> **Objective**: Please quote every line word for word.

== Records provided ==

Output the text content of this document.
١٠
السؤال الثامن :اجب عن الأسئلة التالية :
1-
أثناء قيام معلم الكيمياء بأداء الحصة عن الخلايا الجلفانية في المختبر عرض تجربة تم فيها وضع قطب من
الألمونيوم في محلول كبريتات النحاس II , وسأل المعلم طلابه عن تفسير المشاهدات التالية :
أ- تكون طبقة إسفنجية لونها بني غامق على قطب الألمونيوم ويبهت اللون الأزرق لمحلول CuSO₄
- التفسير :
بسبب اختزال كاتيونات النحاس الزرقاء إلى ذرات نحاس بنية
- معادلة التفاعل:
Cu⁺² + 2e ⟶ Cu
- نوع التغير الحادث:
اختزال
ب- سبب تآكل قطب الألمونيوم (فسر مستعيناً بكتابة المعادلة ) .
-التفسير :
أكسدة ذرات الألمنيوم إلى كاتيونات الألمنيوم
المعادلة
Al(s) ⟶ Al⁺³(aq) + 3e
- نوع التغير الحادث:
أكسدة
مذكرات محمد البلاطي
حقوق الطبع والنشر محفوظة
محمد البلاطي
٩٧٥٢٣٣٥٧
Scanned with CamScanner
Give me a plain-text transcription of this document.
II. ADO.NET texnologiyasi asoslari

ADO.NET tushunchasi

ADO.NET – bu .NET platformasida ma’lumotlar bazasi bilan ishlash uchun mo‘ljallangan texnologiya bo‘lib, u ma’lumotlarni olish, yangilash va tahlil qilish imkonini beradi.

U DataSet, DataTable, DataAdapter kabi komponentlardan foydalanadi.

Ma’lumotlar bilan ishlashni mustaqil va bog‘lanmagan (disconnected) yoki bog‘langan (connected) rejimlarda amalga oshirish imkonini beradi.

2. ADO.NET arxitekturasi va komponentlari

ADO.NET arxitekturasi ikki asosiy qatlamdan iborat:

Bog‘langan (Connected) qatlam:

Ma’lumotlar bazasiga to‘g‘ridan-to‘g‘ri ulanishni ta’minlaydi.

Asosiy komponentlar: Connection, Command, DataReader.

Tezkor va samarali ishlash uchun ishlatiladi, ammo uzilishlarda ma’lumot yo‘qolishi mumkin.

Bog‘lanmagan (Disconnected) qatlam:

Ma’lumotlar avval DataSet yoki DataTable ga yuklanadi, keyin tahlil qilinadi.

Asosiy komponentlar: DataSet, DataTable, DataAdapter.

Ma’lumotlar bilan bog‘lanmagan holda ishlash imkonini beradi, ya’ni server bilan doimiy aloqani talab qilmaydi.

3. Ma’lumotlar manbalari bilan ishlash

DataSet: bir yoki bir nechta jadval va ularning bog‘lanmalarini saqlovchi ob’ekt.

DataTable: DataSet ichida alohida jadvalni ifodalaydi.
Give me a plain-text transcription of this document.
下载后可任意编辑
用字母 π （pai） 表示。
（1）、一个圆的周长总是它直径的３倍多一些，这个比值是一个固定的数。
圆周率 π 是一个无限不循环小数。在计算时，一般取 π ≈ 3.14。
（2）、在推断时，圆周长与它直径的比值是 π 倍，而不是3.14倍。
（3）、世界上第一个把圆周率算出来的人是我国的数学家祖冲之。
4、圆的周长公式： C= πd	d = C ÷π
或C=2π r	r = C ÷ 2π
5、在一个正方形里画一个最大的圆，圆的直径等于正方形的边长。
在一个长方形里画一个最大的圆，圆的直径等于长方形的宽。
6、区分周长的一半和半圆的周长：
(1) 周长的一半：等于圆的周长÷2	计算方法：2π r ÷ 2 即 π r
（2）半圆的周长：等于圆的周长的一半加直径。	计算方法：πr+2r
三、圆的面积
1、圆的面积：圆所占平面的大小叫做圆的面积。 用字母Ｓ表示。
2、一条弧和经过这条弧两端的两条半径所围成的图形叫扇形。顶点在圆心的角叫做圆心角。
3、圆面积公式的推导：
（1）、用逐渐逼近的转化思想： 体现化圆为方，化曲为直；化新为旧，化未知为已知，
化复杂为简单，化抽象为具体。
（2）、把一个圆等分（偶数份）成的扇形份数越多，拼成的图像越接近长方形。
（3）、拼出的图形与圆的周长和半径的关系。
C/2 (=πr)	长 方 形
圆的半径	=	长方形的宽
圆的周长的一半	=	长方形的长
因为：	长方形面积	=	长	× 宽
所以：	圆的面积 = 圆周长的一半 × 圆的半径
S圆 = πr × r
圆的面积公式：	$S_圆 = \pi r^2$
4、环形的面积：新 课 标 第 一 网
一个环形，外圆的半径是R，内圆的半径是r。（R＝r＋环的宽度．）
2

===

> **Result of this exercise**:
Output the text content of this document.
١٠
السؤال الثامن :اجب عن الأسئلة التالية :
1-
أثناء قيام معلم الكيمياء بأداء الحصة عن الخلايا الجلفانية في المختبر عرض تجربة تم فيها وضع قطب من
الألمونيوم في محلول كبريتات النحاس II , وسأل المعلم طلابه عن تفسير المشاهدات التالية :
أ- تكون طبقة إسفنجية لونها بني غامق على قطب الألمونيوم ويبهت اللون الأزرق لمحلول CuSO₄
- التفسير :
بسبب اختزال كاتيونات النحاس الزرقاء إلى ذرات نحاس بنية
- معادلة التفاعل:
Cu⁺² + 2e ⟶ Cu
- نوع التغير الحادث:
اختزال
ب- سبب تآكل قطب الألمونيوم (فسر مستعيناً بكتابة المعادلة ) .
-التفسير :
أكسدة ذرات الألمنيوم إلى كاتيونات الألمنيوم
المعادلة
Al(s) ⟶ Al⁺³(aq) + 3e
- نوع التغير الحادث:
أكسدة
مذكرات محمد البلاطي
حقوق الطبع والنشر محفوظة
محمد البلاطي
٩٧٥٢٣٣٥٧
Scanned with CamScanner
Give me a plain-text transcription of this document.
II. ADO.NET texnologiyasi asoslari

ADO.NET tushunchasi

ADO.NET – bu .NET platformasida ma’lumotlar bazasi bilan ishlash uchun mo‘ljallangan texnologiya bo‘lib, u ma’lumotlarni olish, yangilash va tahlil qilish imkonini beradi.

U DataSet, DataTable, DataAdapter kabi komponentlardan foydalanadi.

Ma’lumotlar bilan ishlashni mustaqil va bog‘lanmagan (disconnected) yoki bog‘langan (connected) rejimlarda amalga oshirish imkonini beradi.

2. ADO.NET arxitekturasi va komponentlari

ADO.NET arxitekturasi ikki asosiy qatlamdan iborat:

Bog‘langan (Connected) qatlam:

Ma’lumotlar bazasiga to‘g‘ridan-to‘g‘ri ulanishni ta’minlaydi.

Asosiy komponentlar: Connection, Command, DataReader.

Tezkor va samarali ishlash uchun ishlatiladi, ammo uzilishlarda ma’lumot yo‘qolishi mumkin.

Bog‘lanmagan (Disconnected) qatlam:

Ma’lumotlar avval DataSet yoki DataTable ga yuklanadi, keyin tahlil qilinadi.

Asosiy komponentlar: DataSet, DataTable, DataAdapter.

Ma’lumotlar bilan bog‘lanmagan holda ishlash imkonini beradi, ya’ni server bilan doimiy aloqani talab qilmaydi.

3. Ma’lumotlar manbalari bilan ishlash

DataSet: bir yoki bir nechta jadval va ularning bog‘lanmalarini saqlovchi ob’ekt.

DataTable: DataSet ichida alohida jadvalni ifodalaydi.
Give me a plain-text transcription of this document.
下载后可任意编辑
用字母 π （pai） 表示。
（1）、一个圆的周长总是它直径的３倍多一些，这个比值是一个固定的数。
圆周率 π 是一个无限不循环小数。在计算时，一般取 π ≈ 3.14。
（2）、在推断时，圆周长与它直径的比值是 π 倍，而不是3.14倍。
（3）、世界上第一个把圆周率算出来的人是我国的数学家祖冲之。
4、圆的周长公式： C= πd	d = C ÷π
或C=2π r	r = C ÷ 2π
5、在一个正方形里画一个最大的圆，圆的直径等于正方形的边长。
在一个长方形里画一个最大的圆，圆的直径等于长方形的宽。
6、区分周长的一半和半圆的周长：
(1) 周长的一半：等于圆的周长÷2	计算方法：2π r ÷ 2 即 π r
（2）半圆的周长：等于圆的周长的一半加直径。	计算方法：πr+2r
三、圆的面积
1、圆的面积：圆所占平面的大小叫做圆的面积。 用字母Ｓ表示。
2、一条弧和经过这条弧两端的两条半径所围成的图形叫扇形。顶点在圆心的角叫做圆心角。
3、圆面积公式的推导：
（1）、用逐渐逼近的转化思想： 体现化圆为方，化曲为直；化新为旧，化未知为已知，
化复杂为简单，化抽象为具体。
（2）、把一个圆等分（偶数份）成的扇形份数越多，拼成的图像越接近长方形。
（3）、拼出的图形与圆的周长和半径的关系。
C/2 (=πr)	长 方 形
圆的半径	=	长方形的宽
圆的周长的一半	=	长方形的长
因为：	长方形面积	=	长	× 宽
所以：	圆的面积 = 圆周长的一半 × 圆的半径
S圆 = πr × r
圆的面积公式：	$S_圆 = \pi r^2$
4、环形的面积：新 课 标 第 一 网
一个环形，外圆的半径是R，内圆的半径是r。（R＝r＋环的宽度．）
2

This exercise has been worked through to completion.